Source records:
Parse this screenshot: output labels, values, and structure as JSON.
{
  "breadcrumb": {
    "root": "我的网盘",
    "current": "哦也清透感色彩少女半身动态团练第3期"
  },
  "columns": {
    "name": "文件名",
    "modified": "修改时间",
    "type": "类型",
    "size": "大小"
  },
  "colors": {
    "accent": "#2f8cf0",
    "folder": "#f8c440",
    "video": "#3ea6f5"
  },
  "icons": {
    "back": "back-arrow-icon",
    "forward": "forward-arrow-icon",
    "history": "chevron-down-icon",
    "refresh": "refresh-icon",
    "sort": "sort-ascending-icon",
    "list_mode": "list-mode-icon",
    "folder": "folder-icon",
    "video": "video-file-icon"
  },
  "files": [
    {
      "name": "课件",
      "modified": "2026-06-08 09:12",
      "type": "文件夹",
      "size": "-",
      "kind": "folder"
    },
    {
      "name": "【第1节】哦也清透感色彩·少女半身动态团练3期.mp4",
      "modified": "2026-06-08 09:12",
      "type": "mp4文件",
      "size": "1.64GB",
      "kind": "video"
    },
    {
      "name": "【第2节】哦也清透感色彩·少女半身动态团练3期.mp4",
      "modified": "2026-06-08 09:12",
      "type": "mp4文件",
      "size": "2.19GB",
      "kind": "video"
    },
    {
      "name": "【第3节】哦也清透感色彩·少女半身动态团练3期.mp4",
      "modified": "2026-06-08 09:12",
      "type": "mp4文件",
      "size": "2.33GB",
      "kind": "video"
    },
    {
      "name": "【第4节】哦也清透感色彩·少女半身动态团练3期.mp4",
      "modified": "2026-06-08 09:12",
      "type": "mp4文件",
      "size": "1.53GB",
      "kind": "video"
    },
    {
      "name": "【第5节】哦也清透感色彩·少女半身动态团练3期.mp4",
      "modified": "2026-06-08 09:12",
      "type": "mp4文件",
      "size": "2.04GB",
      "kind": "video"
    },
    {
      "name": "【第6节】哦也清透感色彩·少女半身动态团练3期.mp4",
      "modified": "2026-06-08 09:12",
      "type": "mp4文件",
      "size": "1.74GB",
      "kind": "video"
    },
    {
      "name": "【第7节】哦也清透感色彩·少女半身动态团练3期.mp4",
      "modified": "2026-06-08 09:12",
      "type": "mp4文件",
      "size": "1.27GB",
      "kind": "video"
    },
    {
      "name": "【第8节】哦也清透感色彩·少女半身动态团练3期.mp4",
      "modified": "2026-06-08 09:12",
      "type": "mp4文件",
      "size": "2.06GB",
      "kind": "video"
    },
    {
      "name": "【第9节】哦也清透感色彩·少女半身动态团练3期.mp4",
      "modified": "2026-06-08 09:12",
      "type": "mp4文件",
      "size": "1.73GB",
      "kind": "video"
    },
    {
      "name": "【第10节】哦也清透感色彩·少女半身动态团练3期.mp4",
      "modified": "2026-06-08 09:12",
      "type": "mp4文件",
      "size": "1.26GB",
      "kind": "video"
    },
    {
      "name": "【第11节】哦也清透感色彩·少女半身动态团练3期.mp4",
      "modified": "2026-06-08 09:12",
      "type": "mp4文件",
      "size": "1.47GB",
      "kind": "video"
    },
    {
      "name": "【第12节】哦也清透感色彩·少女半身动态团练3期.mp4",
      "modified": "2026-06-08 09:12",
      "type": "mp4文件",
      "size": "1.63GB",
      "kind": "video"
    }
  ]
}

**STATED TASK**
Scan the listing above for the word "arrow" and copy every line that holds it.

**COMPLETE ANSWER**
    "back": "back-arrow-icon",
    "forward": "forward-arrow-icon",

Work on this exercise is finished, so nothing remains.